Count every line in the data below where "with" occurs, then state that number and nothing more.

════════════════════

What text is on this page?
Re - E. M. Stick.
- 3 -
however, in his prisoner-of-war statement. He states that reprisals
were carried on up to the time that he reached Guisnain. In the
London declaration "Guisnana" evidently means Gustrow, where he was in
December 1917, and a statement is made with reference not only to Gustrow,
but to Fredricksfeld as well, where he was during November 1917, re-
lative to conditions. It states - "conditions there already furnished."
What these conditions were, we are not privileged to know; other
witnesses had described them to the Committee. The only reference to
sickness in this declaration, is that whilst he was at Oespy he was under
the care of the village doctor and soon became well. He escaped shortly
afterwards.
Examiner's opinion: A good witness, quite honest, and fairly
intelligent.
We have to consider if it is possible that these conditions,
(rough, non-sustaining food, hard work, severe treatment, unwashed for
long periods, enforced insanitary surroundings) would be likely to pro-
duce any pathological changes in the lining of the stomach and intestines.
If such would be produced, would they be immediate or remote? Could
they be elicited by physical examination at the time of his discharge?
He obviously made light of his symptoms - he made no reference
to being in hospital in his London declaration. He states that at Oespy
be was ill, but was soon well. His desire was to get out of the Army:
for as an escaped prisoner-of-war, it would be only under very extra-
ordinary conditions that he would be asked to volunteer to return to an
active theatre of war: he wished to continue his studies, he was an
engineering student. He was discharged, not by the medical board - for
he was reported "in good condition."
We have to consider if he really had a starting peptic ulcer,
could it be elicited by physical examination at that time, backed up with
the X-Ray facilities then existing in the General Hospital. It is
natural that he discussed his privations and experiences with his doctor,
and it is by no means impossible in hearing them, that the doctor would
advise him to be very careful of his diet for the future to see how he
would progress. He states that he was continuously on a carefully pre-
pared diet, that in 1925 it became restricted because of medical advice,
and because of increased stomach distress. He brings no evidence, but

════════════════════

*RESPONSE TO THE EXERCISE*. 3